## [Short exercise]
Your task is to repeat the listing exactly.

## [The input]
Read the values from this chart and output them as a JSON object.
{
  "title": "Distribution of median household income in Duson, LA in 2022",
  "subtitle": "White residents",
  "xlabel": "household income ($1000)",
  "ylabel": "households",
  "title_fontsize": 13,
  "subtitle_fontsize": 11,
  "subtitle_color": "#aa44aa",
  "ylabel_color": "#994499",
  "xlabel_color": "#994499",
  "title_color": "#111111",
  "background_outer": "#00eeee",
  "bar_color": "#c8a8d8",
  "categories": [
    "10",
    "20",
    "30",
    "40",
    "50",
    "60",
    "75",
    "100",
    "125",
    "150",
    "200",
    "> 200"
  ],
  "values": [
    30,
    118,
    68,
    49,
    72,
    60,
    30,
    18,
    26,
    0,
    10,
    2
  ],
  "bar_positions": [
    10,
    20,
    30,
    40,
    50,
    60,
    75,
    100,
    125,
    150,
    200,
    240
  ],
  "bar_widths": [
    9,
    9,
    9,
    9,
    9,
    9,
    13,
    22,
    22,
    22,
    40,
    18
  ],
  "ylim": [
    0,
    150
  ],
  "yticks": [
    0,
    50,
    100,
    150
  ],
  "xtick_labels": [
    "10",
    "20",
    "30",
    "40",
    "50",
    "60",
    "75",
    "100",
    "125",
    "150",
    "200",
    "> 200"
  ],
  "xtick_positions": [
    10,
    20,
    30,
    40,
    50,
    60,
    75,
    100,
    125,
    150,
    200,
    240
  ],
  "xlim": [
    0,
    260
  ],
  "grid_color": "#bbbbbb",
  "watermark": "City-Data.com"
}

## [Result for this exercise]
Read the values from this chart and output them as a JSON object.
{
  "title": "Distribution of median household income in Duson, LA in 2022",
  "subtitle": "White residents",
  "xlabel": "household income ($1000)",
  "ylabel": "households",
  "title_fontsize": 13,
  "subtitle_fontsize": 11,
  "subtitle_color": "#aa44aa",
  "ylabel_color": "#994499",
  "xlabel_color": "#994499",
  "title_color": "#111111",
  "background_outer": "#00eeee",
  "bar_color": "#c8a8d8",
  "categories": [
    "10",
    "20",
    "30",
    "40",
    "50",
    "60",
    "75",
    "100",
    "125",
    "150",
    "200",
    "> 200"
  ],
  "values": [
    30,
    118,
    68,
    49,
    72,
    60,
    30,
    18,
    26,
    0,
    10,
    2
  ],
  "bar_positions": [
    10,
    20,
    30,
    40,
    50,
    60,
    75,
    100,
    125,
    150,
    200,
    240
  ],
  "bar_widths": [
    9,
    9,
    9,
    9,
    9,
    9,
    13,
    22,
    22,
    22,
    40,
    18
  ],
  "ylim": [
    0,
    150
  ],
  "yticks": [
    0,
    50,
    100,
    150
  ],
  "xtick_labels": [
    "10",
    "20",
    "30",
    "40",
    "50",
    "60",
    "75",
    "100",
    "125",
    "150",
    "200",
    "> 200"
  ],
  "xtick_positions": [
    10,
    20,
    30,
    40,
    50,
    60,
    75,
    100,
    125,
    150,
    200,
    240
  ],
  "xlim": [
    0,
    260
  ],
  "grid_color": "#bbbbbb",
  "watermark": "City-Data.com"
}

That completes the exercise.